Report the number of lines containing "background", with no other words.

→ Items:
<<<<
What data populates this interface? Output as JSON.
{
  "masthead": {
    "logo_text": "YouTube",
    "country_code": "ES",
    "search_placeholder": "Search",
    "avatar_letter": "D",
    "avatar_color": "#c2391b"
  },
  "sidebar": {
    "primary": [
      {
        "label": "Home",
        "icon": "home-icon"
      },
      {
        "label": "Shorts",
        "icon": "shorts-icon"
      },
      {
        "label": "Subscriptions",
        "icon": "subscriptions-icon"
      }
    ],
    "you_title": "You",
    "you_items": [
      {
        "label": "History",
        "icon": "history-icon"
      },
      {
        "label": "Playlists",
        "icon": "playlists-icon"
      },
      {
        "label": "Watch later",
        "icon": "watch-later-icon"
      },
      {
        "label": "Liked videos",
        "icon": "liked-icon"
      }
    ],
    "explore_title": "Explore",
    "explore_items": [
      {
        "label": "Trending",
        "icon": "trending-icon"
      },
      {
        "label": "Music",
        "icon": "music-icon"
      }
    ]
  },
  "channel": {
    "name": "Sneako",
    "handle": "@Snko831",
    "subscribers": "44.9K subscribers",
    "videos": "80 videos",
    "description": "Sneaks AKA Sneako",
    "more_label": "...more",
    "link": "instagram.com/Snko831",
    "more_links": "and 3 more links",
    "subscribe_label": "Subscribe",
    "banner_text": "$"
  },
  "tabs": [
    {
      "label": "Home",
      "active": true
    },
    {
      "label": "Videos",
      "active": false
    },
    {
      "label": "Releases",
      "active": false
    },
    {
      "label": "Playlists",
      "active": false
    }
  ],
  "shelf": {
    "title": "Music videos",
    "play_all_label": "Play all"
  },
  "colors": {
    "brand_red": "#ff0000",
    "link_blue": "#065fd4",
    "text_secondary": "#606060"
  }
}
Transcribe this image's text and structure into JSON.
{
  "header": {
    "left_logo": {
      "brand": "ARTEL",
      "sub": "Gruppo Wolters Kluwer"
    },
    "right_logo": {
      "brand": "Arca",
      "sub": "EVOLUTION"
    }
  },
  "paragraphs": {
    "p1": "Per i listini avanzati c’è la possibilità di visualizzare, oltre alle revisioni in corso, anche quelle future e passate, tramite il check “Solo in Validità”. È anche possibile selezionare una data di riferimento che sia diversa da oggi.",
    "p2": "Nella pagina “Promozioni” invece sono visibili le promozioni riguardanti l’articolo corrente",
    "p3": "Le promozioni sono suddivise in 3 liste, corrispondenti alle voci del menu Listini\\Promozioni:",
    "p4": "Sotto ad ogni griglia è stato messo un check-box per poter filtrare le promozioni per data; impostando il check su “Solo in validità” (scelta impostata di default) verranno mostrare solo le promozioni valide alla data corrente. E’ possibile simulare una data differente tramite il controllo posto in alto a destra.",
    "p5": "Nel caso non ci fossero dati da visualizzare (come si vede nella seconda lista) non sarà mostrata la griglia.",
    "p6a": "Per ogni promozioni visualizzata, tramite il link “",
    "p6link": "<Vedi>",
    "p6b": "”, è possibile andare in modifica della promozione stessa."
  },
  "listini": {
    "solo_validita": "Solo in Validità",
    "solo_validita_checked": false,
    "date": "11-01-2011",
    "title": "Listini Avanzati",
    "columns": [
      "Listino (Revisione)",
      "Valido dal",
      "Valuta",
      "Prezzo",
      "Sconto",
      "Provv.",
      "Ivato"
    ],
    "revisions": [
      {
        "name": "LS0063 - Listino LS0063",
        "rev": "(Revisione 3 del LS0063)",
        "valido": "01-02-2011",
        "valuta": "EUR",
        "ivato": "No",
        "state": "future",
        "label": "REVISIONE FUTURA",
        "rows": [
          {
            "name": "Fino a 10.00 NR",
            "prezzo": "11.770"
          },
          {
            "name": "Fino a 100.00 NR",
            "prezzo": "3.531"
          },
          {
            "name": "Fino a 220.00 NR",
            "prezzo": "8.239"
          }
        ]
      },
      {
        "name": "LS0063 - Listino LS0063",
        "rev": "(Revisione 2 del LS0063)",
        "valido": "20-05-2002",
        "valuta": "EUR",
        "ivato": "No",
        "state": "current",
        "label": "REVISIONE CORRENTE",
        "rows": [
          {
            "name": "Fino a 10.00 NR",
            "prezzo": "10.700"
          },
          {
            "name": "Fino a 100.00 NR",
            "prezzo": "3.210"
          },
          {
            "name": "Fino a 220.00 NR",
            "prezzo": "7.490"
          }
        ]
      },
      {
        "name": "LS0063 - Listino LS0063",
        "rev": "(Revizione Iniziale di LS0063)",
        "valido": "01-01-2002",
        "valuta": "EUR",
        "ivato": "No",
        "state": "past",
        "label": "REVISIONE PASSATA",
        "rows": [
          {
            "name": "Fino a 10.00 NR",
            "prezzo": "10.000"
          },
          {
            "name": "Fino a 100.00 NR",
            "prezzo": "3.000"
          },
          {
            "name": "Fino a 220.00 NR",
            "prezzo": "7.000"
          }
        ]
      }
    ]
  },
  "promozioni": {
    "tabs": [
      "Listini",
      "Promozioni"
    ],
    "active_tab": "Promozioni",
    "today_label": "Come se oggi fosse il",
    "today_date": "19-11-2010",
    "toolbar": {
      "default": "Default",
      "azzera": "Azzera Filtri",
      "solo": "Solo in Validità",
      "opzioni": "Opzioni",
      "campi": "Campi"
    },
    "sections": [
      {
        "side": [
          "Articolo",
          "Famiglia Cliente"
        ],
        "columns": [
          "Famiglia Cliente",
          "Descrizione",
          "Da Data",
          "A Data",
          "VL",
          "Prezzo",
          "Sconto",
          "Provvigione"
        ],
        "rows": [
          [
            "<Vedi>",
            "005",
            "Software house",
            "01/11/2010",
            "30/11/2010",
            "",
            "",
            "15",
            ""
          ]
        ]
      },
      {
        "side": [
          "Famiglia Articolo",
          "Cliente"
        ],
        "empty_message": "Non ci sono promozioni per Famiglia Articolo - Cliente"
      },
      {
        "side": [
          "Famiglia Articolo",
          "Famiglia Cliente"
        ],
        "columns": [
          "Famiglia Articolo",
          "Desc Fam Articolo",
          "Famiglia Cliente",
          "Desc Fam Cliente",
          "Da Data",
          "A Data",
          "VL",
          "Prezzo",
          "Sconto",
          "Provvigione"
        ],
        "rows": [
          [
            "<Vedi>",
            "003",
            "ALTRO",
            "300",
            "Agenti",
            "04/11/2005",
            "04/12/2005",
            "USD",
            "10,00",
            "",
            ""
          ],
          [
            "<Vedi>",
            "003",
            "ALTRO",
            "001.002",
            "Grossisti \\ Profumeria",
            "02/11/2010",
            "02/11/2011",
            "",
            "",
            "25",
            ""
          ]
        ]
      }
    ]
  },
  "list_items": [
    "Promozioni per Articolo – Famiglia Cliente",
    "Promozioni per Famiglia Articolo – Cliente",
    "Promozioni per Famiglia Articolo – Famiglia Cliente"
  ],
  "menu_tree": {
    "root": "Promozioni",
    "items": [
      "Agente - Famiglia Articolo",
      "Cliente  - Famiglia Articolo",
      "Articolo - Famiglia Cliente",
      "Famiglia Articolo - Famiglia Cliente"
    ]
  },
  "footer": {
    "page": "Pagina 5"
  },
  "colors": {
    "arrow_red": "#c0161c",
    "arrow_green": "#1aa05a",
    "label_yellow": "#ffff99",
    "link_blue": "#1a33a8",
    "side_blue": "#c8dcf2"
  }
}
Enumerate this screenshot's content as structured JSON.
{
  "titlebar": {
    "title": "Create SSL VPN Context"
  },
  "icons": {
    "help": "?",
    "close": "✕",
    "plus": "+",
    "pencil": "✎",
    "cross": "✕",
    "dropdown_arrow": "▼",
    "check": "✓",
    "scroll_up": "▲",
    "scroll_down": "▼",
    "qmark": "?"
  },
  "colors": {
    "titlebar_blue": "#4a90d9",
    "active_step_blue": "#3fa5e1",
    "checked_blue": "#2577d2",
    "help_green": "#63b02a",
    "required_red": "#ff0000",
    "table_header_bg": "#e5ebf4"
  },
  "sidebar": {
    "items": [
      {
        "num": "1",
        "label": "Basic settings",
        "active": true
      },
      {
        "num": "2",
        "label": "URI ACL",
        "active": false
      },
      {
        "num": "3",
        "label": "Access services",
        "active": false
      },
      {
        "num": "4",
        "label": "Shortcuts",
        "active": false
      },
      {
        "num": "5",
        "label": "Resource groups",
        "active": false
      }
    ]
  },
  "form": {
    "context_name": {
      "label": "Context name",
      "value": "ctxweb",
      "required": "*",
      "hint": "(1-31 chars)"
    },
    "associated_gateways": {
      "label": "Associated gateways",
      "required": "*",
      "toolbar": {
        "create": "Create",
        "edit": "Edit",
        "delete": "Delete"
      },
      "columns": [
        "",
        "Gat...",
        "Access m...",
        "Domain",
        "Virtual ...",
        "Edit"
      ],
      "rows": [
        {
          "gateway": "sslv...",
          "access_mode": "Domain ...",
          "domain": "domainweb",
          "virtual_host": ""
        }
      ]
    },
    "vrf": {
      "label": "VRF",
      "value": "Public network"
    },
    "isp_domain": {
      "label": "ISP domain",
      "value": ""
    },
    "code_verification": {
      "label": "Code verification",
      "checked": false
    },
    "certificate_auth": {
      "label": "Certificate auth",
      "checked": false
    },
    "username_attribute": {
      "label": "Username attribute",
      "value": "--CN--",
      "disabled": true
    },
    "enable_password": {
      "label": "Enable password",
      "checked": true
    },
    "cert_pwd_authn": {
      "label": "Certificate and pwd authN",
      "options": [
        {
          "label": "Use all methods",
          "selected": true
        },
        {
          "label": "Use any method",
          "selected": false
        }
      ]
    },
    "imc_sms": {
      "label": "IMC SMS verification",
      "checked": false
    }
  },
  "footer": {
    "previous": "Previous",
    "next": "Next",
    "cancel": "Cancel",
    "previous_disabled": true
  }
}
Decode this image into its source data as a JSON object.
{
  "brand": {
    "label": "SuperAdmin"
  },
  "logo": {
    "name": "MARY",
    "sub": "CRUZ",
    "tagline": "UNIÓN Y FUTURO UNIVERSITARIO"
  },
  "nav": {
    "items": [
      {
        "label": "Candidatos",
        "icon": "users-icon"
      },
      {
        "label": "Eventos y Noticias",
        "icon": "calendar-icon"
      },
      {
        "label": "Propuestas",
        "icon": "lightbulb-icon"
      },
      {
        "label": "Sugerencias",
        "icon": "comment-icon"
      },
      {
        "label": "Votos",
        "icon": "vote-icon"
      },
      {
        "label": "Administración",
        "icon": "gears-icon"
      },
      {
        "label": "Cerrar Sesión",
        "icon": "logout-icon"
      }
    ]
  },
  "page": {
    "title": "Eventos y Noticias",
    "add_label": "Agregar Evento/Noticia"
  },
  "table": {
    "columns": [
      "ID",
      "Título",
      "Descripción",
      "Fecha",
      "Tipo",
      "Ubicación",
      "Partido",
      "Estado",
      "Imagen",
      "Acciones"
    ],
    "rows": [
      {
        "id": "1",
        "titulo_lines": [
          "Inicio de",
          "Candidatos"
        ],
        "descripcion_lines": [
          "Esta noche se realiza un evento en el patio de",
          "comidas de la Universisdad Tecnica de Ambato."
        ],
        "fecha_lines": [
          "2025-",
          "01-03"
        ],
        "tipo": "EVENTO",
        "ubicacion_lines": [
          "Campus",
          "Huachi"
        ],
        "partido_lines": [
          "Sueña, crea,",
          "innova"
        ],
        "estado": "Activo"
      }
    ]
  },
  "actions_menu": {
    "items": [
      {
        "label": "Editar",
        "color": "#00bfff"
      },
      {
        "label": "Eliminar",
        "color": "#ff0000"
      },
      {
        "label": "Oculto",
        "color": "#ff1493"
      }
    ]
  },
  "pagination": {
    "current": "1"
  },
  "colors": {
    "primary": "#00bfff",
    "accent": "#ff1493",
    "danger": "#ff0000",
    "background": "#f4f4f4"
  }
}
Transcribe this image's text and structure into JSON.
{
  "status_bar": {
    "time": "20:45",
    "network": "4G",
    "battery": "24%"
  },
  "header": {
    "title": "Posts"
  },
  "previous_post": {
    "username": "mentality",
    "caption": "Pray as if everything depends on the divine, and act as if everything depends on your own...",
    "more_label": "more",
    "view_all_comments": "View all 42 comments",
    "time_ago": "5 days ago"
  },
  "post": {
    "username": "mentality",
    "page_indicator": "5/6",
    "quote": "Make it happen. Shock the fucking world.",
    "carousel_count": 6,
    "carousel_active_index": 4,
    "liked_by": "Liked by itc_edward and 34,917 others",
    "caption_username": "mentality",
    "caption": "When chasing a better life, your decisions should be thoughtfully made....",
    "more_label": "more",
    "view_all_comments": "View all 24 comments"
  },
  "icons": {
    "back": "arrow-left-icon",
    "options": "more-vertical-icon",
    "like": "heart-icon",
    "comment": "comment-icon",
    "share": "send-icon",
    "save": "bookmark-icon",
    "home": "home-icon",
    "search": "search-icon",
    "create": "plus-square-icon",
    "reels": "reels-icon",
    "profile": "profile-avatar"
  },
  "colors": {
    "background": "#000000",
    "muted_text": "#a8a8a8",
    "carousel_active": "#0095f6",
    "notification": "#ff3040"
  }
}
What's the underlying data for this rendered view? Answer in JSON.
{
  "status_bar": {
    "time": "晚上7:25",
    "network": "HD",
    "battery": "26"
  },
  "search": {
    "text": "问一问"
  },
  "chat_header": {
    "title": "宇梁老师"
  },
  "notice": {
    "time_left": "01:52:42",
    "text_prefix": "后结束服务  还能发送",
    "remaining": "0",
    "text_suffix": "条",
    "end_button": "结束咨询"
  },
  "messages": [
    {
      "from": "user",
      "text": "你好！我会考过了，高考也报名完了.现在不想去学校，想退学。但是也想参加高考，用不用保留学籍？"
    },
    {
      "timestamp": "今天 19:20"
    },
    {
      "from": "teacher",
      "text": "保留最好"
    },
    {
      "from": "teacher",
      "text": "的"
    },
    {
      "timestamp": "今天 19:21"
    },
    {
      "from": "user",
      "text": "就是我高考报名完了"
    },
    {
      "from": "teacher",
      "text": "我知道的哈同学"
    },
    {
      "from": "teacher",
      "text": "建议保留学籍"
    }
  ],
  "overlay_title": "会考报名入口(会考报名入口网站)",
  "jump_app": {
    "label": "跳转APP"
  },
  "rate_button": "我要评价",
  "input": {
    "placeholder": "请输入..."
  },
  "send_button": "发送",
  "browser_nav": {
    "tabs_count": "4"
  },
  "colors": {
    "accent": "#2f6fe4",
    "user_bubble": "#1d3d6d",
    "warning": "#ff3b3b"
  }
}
>>>>
→ The solution:
2